* Start Entries provided *
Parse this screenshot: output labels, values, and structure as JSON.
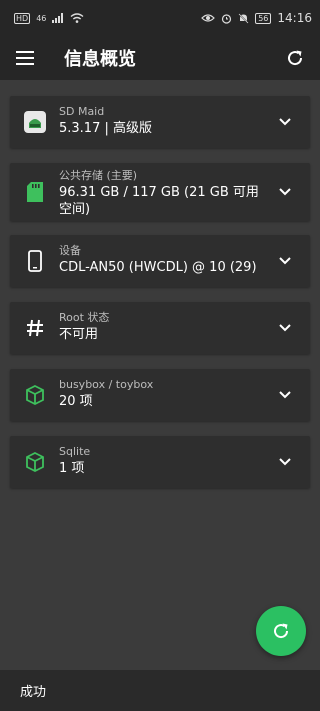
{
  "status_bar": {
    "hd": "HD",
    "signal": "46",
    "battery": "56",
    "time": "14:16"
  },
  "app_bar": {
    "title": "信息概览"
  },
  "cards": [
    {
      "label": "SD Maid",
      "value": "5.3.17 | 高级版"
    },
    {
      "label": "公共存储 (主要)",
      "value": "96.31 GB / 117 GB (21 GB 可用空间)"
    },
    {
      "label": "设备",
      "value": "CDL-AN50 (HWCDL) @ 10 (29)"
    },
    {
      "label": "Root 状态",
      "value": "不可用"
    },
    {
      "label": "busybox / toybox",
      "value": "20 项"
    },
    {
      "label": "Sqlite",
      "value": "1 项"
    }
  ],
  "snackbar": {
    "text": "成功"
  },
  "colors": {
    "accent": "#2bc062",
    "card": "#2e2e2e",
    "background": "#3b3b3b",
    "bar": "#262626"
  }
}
* End Entries provided *
* Start Entries provided *
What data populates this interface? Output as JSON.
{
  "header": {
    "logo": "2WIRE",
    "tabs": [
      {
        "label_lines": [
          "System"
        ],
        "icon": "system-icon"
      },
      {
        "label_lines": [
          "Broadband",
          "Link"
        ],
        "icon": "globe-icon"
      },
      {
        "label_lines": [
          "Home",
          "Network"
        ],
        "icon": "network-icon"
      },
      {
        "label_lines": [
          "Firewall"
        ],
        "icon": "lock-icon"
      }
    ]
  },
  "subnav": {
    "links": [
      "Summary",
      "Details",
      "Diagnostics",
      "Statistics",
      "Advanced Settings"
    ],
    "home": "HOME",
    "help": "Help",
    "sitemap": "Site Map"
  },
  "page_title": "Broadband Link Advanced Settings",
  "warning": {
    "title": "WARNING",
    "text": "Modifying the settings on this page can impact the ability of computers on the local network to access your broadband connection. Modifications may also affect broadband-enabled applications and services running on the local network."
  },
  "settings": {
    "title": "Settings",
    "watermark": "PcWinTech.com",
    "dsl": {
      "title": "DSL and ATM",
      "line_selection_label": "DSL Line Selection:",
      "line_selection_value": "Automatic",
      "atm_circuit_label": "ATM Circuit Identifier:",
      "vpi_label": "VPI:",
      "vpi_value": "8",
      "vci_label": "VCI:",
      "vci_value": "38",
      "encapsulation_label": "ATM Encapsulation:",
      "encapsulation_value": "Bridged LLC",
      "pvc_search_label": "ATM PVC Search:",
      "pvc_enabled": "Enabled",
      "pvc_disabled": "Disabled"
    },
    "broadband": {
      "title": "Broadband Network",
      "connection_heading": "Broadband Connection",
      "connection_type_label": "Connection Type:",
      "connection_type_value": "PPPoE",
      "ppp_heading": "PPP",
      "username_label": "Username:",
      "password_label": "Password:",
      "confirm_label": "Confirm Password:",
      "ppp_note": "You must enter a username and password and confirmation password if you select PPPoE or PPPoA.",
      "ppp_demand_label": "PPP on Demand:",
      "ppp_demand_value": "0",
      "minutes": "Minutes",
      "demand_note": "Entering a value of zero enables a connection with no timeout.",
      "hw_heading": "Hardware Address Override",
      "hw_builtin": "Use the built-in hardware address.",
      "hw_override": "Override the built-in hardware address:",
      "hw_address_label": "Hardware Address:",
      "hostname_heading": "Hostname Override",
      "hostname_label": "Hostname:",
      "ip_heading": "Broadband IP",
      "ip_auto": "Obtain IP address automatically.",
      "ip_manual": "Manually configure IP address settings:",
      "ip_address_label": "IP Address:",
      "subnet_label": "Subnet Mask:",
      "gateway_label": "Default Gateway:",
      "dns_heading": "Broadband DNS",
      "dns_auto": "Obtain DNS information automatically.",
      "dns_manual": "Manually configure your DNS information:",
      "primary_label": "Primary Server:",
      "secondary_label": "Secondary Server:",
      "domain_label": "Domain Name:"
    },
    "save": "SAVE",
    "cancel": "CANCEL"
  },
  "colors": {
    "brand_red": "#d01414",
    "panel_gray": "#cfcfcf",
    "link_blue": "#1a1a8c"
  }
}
* End Entries provided *
* Start Entries provided *
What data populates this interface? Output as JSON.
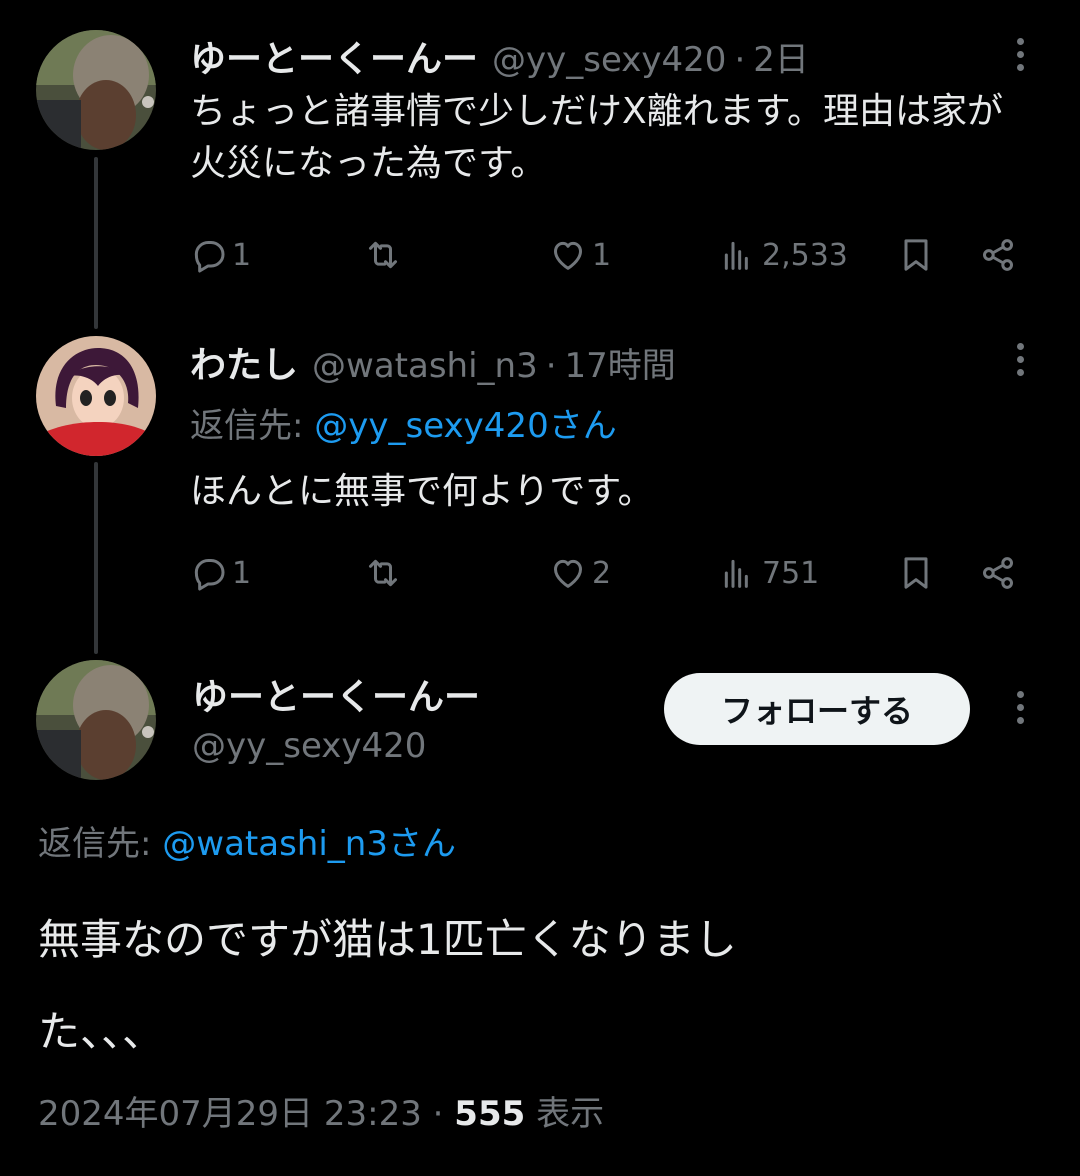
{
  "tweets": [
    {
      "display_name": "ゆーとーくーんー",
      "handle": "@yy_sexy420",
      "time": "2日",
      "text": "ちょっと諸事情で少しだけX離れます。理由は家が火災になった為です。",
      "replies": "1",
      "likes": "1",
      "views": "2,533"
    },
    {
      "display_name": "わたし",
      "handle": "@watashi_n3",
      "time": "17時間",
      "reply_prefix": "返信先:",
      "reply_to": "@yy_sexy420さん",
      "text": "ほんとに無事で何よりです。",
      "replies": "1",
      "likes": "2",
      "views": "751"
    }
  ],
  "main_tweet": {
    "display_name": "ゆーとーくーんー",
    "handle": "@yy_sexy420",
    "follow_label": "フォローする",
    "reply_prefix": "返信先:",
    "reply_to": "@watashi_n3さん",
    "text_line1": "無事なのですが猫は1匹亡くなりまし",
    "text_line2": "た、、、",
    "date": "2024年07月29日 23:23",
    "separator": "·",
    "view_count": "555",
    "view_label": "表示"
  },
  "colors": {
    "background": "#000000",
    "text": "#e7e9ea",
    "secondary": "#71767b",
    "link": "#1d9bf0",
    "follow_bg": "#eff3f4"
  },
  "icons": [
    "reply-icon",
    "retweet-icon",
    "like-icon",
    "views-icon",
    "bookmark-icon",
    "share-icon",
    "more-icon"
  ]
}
* End Entries provided *
Copy each line above that contains the word "ゆーとーくーんー".

The response:
      "display_name": "ゆーとーくーんー",
    "display_name": "ゆーとーくーんー",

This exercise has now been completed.